--- Begin ---
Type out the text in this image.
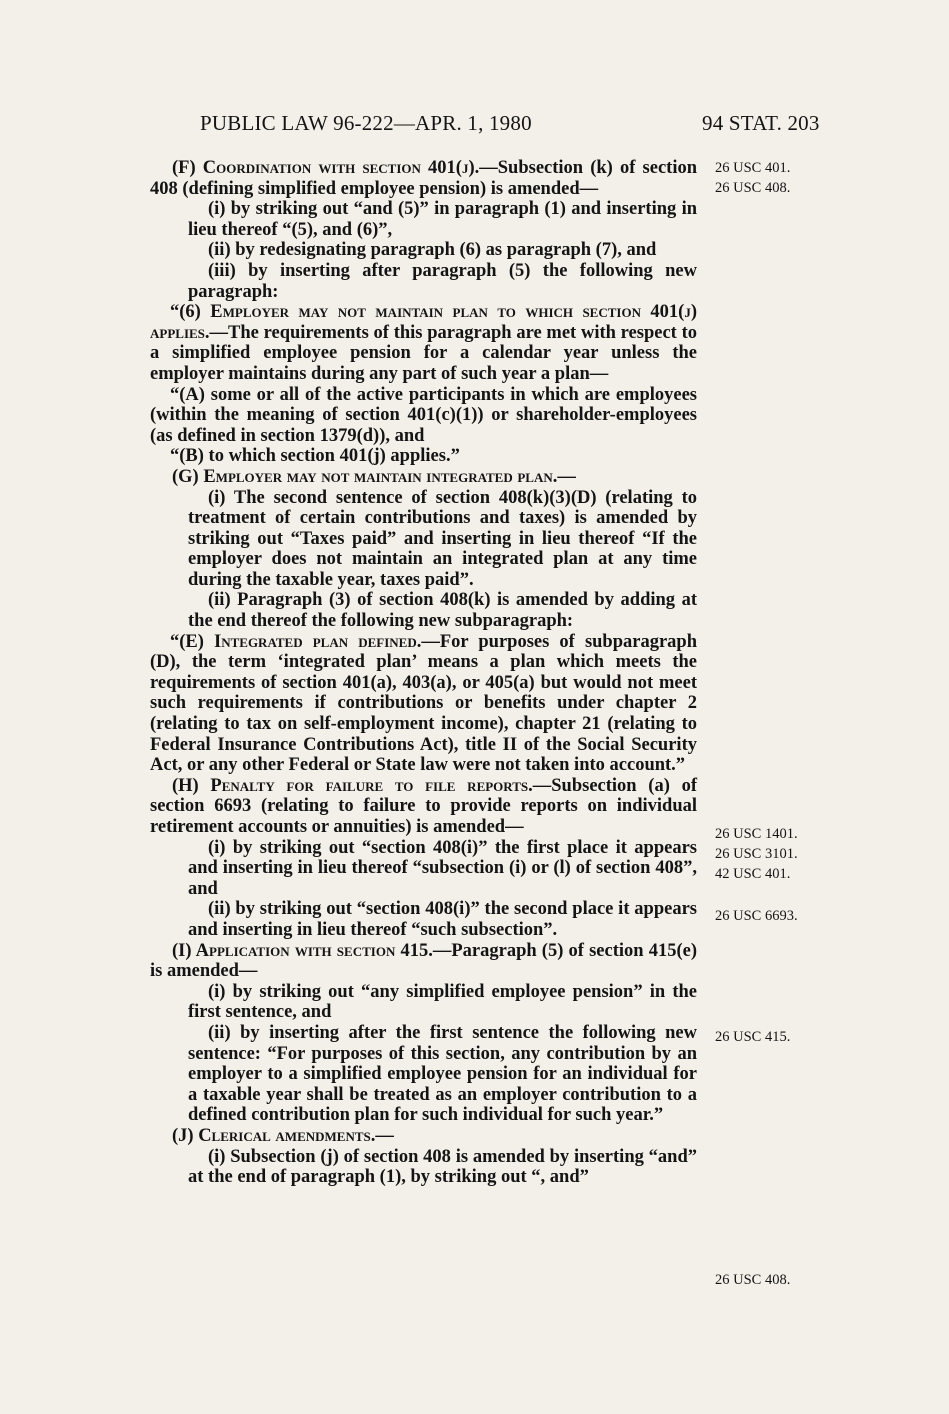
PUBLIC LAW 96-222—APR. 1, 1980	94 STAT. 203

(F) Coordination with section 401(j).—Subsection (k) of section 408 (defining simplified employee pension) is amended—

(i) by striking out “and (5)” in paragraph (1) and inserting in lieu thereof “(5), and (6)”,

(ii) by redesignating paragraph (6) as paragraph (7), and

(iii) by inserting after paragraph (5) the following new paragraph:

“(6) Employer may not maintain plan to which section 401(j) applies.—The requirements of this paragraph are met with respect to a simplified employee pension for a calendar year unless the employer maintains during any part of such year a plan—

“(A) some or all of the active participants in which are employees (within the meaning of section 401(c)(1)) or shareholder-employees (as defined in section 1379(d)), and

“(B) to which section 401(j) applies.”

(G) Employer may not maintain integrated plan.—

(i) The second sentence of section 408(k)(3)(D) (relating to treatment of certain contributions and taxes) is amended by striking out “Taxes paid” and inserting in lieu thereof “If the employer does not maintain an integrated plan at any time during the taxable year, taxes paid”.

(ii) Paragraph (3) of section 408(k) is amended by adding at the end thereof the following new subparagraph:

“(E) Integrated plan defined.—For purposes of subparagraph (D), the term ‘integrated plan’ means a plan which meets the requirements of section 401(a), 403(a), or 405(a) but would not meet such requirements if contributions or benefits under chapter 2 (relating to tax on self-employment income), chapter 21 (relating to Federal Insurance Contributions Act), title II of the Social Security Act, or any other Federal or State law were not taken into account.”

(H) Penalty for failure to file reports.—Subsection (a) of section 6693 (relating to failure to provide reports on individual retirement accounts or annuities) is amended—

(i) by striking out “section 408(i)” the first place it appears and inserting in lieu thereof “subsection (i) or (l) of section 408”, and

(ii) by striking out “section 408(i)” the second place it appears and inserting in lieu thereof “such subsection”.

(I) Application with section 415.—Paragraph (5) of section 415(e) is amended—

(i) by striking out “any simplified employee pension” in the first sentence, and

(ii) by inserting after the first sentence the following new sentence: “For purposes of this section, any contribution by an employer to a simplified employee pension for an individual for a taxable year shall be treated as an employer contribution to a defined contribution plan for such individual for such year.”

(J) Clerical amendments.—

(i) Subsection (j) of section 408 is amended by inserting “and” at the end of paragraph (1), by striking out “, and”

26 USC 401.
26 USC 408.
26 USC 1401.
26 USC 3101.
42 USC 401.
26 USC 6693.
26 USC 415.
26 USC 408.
--- End ---
--- EXERCISE DETAILS ---
Find all lines where the word "subparagraph" appears. Copy them.

--- WRITTEN ANSWER ---
(ii) Paragraph (3) of section 408(k) is amended by adding at the end thereof the following new subparagraph:
“(E) Integrated plan defined.—For purposes of subparagraph (D), the term ‘integrated plan’ means a plan which meets the requirements of section 401(a), 403(a), or 405(a) but would not meet such requirements if contributions or benefits under chapter 2 (relating to tax on self-employment income), chapter 21 (relating to Federal Insurance Contributions Act), title II of the Social Security Act, or any other Federal or State law were not taken into account.”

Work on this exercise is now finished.